WHAT YOU NEED TO DO => Restate the data below word for word. Skip any images it contains.
__________
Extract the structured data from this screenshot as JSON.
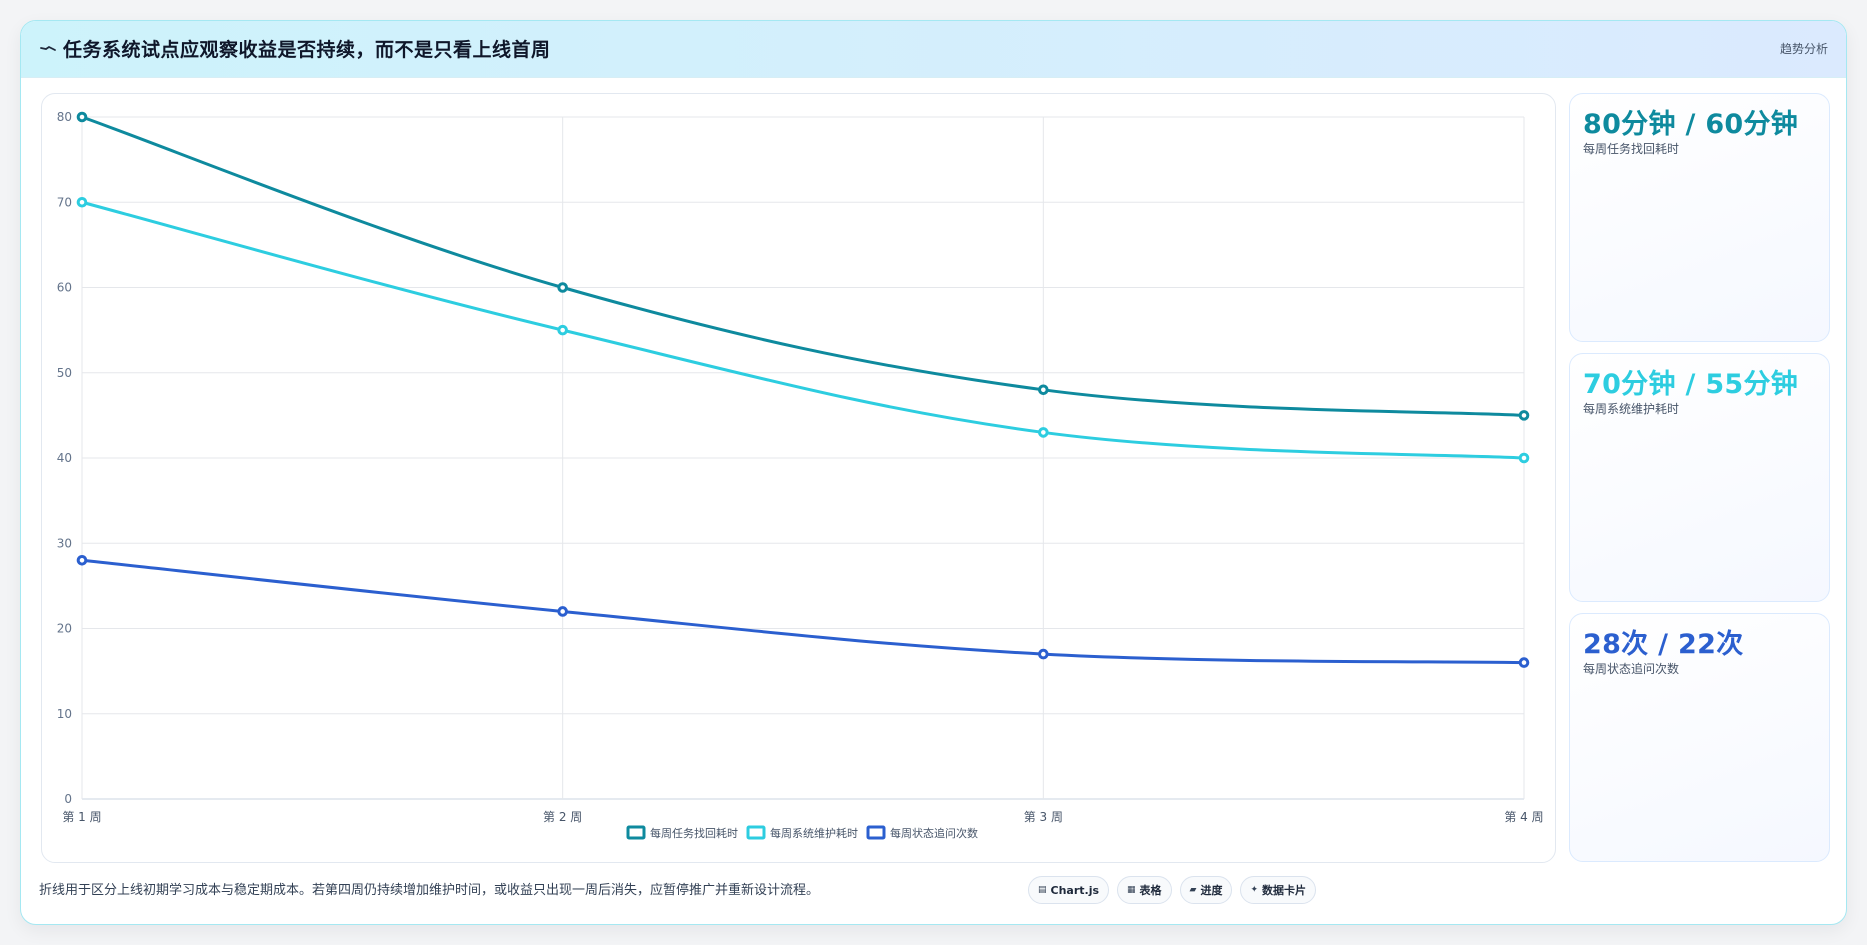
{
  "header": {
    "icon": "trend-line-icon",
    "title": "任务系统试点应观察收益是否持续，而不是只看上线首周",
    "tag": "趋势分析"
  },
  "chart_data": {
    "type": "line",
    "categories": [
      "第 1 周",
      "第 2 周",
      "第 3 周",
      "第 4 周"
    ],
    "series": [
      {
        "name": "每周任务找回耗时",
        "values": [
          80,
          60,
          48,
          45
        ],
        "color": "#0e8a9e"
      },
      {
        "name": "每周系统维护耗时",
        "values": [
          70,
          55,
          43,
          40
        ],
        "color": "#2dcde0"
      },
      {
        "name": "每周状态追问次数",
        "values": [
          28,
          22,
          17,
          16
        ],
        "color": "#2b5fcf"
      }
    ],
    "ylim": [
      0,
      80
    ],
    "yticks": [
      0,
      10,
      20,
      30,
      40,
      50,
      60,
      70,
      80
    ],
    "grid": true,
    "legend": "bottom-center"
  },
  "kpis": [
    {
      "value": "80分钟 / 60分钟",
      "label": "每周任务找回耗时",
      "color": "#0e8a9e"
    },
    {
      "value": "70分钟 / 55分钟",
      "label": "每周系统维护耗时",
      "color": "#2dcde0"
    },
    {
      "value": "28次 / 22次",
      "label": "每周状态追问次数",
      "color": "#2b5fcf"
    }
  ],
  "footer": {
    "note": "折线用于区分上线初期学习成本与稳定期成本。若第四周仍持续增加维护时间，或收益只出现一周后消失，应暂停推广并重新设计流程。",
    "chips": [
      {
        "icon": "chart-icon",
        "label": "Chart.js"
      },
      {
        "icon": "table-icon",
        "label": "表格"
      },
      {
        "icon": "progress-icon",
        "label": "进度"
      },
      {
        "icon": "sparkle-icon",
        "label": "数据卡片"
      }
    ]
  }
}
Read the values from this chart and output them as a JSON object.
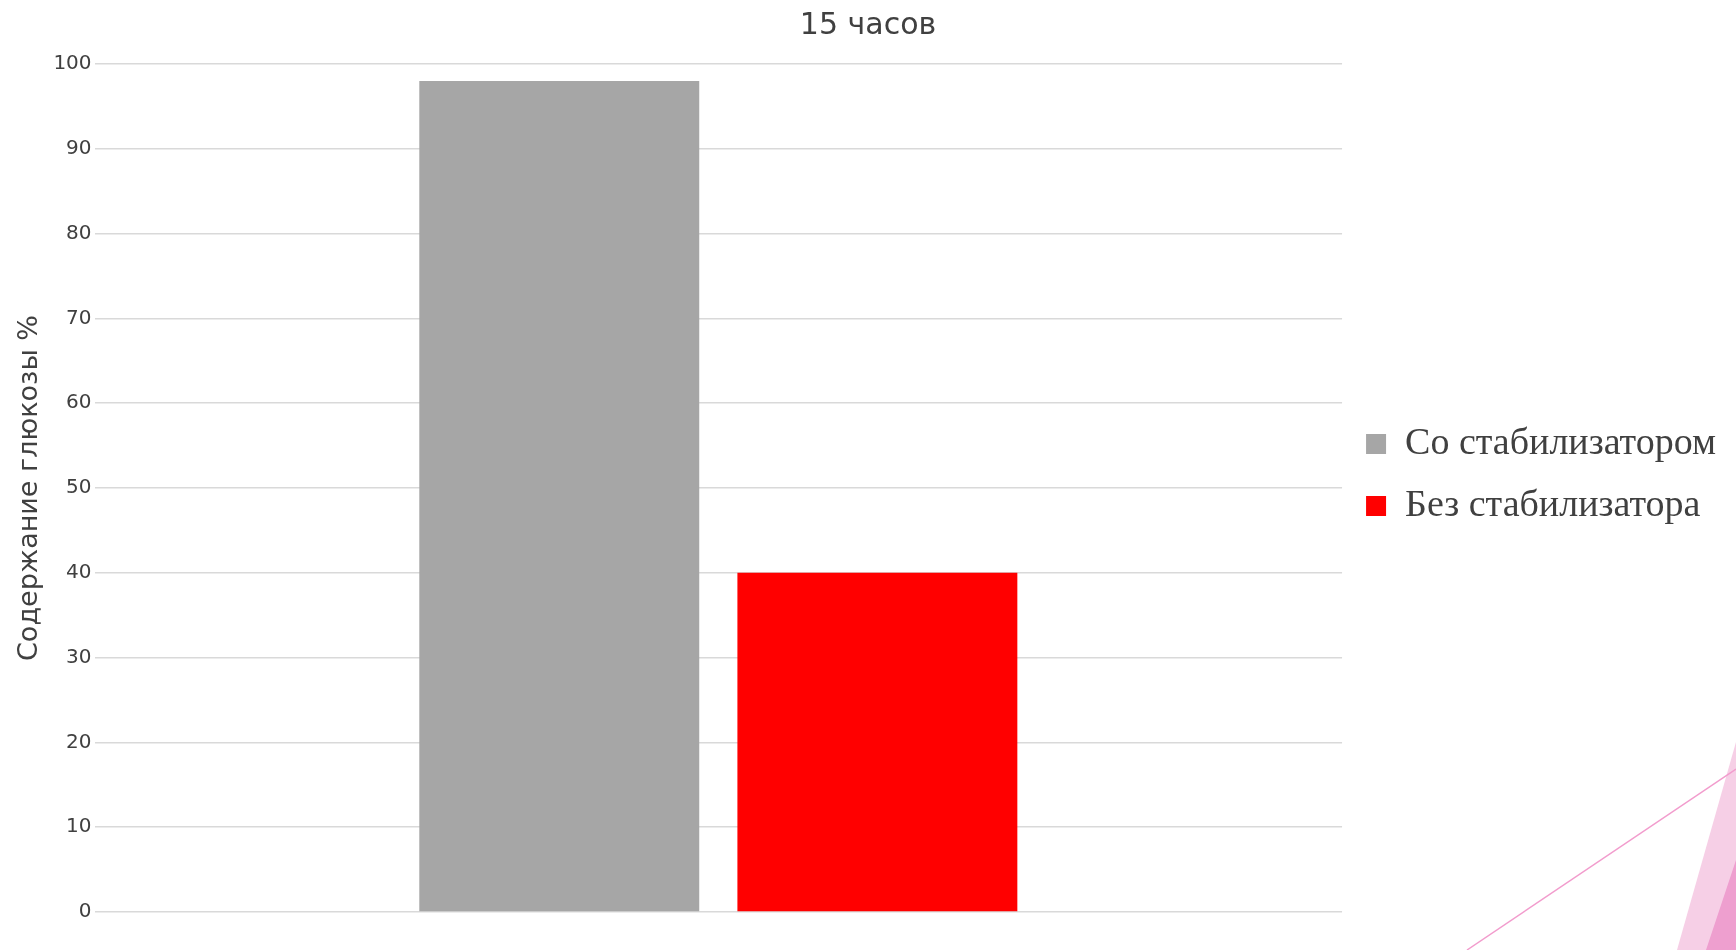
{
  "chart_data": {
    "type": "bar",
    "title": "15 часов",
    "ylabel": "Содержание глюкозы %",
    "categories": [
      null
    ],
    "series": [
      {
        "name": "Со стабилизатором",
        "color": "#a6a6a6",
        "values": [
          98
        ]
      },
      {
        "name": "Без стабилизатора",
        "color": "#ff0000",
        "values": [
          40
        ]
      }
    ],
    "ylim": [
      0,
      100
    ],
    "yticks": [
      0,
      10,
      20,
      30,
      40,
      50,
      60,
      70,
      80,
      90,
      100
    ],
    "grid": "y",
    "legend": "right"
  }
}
__________
EXERCISE SOLUTION =>
Extract the structured data from this screenshot as JSON.
{
  "header": {
    "icon": "trend-line-icon",
    "title": "任务系统试点应观察收益是否持续，而不是只看上线首周",
    "tag": "趋势分析"
  },
  "chart_data": {
    "type": "line",
    "categories": [
      "第 1 周",
      "第 2 周",
      "第 3 周",
      "第 4 周"
    ],
    "series": [
      {
        "name": "每周任务找回耗时",
        "values": [
          80,
          60,
          48,
          45
        ],
        "color": "#0e8a9e"
      },
      {
        "name": "每周系统维护耗时",
        "values": [
          70,
          55,
          43,
          40
        ],
        "color": "#2dcde0"
      },
      {
        "name": "每周状态追问次数",
        "values": [
          28,
          22,
          17,
          16
        ],
        "color": "#2b5fcf"
      }
    ],
    "ylim": [
      0,
      80
    ],
    "yticks": [
      0,
      10,
      20,
      30,
      40,
      50,
      60,
      70,
      80
    ],
    "grid": true,
    "legend": "bottom-center"
  },
  "kpis": [
    {
      "value": "80分钟 / 60分钟",
      "label": "每周任务找回耗时",
      "color": "#0e8a9e"
    },
    {
      "value": "70分钟 / 55分钟",
      "label": "每周系统维护耗时",
      "color": "#2dcde0"
    },
    {
      "value": "28次 / 22次",
      "label": "每周状态追问次数",
      "color": "#2b5fcf"
    }
  ],
  "footer": {
    "note": "折线用于区分上线初期学习成本与稳定期成本。若第四周仍持续增加维护时间，或收益只出现一周后消失，应暂停推广并重新设计流程。",
    "chips": [
      {
        "icon": "chart-icon",
        "label": "Chart.js"
      },
      {
        "icon": "table-icon",
        "label": "表格"
      },
      {
        "icon": "progress-icon",
        "label": "进度"
      },
      {
        "icon": "sparkle-icon",
        "label": "数据卡片"
      }
    ]
  }
}
Read the values from this chart and output them as a JSON object.
{
  "chart_data": {
    "type": "bar",
    "title": "15 часов",
    "ylabel": "Содержание глюкозы %",
    "categories": [
      null
    ],
    "series": [
      {
        "name": "Со стабилизатором",
        "color": "#a6a6a6",
        "values": [
          98
        ]
      },
      {
        "name": "Без стабилизатора",
        "color": "#ff0000",
        "values": [
          40
        ]
      }
    ],
    "ylim": [
      0,
      100
    ],
    "yticks": [
      0,
      10,
      20,
      30,
      40,
      50,
      60,
      70,
      80,
      90,
      100
    ],
    "grid": "y",
    "legend": "right"
  }
}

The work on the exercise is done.